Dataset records
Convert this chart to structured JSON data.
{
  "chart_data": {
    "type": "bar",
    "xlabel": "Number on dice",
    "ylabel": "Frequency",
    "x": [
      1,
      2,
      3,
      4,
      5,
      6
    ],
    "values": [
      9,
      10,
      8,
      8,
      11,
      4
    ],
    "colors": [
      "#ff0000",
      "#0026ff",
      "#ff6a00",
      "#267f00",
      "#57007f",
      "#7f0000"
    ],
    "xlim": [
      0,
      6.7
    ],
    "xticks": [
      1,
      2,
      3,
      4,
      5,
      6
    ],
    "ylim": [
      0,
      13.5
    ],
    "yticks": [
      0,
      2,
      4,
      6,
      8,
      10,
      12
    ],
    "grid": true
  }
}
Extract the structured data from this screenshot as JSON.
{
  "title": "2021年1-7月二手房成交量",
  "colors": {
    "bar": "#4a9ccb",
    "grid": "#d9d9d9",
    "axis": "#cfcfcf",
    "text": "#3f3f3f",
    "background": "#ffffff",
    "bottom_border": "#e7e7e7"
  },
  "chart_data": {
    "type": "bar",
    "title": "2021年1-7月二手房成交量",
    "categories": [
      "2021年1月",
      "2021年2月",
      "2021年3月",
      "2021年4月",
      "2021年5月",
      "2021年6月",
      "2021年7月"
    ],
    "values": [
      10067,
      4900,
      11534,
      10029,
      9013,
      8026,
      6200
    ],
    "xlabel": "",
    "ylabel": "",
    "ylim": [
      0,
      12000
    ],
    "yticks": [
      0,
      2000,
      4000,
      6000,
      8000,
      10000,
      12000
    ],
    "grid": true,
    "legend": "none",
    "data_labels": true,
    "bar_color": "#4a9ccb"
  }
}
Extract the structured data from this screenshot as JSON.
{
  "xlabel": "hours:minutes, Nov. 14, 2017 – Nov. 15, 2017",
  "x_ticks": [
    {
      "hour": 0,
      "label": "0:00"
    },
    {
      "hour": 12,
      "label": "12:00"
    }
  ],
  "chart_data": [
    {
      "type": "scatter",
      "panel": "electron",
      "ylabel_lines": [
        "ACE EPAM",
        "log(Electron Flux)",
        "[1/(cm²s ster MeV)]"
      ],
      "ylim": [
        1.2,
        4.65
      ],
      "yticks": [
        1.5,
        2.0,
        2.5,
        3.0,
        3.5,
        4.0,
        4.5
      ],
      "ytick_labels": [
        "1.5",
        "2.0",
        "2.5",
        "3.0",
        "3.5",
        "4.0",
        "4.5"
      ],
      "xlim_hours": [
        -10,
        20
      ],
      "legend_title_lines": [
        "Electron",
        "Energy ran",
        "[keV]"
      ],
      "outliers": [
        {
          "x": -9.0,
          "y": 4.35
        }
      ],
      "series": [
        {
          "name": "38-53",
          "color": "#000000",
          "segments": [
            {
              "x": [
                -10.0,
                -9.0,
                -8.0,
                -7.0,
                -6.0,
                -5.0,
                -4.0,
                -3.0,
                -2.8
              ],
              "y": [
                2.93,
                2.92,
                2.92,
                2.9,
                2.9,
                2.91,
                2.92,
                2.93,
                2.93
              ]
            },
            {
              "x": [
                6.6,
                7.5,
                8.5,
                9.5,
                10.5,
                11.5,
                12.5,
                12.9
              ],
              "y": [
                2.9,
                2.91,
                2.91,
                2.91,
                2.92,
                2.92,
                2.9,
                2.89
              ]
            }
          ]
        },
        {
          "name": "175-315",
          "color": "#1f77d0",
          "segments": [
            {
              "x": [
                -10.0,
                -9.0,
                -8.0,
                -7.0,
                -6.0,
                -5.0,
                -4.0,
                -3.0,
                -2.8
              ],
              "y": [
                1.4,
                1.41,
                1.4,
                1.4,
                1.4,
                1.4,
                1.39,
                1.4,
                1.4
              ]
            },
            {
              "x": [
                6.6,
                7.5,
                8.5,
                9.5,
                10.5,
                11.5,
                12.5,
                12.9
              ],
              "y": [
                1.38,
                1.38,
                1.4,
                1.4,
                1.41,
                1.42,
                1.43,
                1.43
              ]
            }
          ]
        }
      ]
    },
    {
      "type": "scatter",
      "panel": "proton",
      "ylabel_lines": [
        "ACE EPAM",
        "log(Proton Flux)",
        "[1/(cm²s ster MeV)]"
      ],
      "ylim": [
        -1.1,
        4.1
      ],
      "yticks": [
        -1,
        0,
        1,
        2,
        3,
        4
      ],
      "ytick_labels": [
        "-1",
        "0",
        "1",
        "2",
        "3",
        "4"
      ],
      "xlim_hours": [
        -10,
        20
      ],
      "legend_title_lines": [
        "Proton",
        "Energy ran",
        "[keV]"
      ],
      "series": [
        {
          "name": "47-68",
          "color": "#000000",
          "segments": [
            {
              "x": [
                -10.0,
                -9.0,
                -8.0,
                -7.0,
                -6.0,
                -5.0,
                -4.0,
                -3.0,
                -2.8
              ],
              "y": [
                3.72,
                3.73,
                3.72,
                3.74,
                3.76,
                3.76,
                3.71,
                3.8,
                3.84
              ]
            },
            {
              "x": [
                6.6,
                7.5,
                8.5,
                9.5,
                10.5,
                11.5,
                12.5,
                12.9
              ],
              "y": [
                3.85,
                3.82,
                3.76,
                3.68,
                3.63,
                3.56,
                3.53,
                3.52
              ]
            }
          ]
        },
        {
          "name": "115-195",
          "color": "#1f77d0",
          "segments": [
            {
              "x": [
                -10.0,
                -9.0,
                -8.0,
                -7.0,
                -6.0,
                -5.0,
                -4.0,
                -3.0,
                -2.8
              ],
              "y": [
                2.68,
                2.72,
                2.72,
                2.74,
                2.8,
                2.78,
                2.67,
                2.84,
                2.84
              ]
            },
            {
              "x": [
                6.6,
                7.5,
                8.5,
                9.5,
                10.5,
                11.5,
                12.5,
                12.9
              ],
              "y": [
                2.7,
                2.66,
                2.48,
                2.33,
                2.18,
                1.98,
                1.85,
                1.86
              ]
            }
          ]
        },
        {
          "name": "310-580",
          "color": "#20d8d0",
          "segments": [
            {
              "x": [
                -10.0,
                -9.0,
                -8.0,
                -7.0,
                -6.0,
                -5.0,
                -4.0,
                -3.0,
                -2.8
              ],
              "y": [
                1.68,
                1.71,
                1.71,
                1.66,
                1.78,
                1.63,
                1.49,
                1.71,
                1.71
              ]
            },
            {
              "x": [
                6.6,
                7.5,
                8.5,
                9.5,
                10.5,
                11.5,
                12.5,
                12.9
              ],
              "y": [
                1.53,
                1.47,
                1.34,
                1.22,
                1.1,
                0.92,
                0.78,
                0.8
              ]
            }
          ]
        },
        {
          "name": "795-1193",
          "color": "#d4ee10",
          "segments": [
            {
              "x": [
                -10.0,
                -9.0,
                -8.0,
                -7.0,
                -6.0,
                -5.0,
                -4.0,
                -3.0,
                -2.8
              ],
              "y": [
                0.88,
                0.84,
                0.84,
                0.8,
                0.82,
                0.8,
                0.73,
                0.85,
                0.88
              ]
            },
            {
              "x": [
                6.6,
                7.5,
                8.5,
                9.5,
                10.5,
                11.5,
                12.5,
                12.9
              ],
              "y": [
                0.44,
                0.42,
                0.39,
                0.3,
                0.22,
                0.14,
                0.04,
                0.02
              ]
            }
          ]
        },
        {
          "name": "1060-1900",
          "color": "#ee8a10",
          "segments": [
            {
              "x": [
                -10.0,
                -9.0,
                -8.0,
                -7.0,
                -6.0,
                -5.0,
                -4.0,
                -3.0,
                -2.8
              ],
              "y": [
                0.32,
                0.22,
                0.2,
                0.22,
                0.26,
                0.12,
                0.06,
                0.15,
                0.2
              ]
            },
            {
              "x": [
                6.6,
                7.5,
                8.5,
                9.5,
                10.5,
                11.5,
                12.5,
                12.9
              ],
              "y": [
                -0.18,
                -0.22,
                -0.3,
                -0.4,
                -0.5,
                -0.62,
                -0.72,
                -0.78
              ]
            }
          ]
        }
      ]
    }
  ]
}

*WHAT YOU HAVE TO DO*: Gather every line from the listing above in which the word "name" appears.

*OUTPUT BELOW*:
          "name": "38-53",
          "name": "175-315",
          "name": "47-68",
          "name": "115-195",
          "name": "310-580",
          "name": "795-1193",
          "name": "1060-1900",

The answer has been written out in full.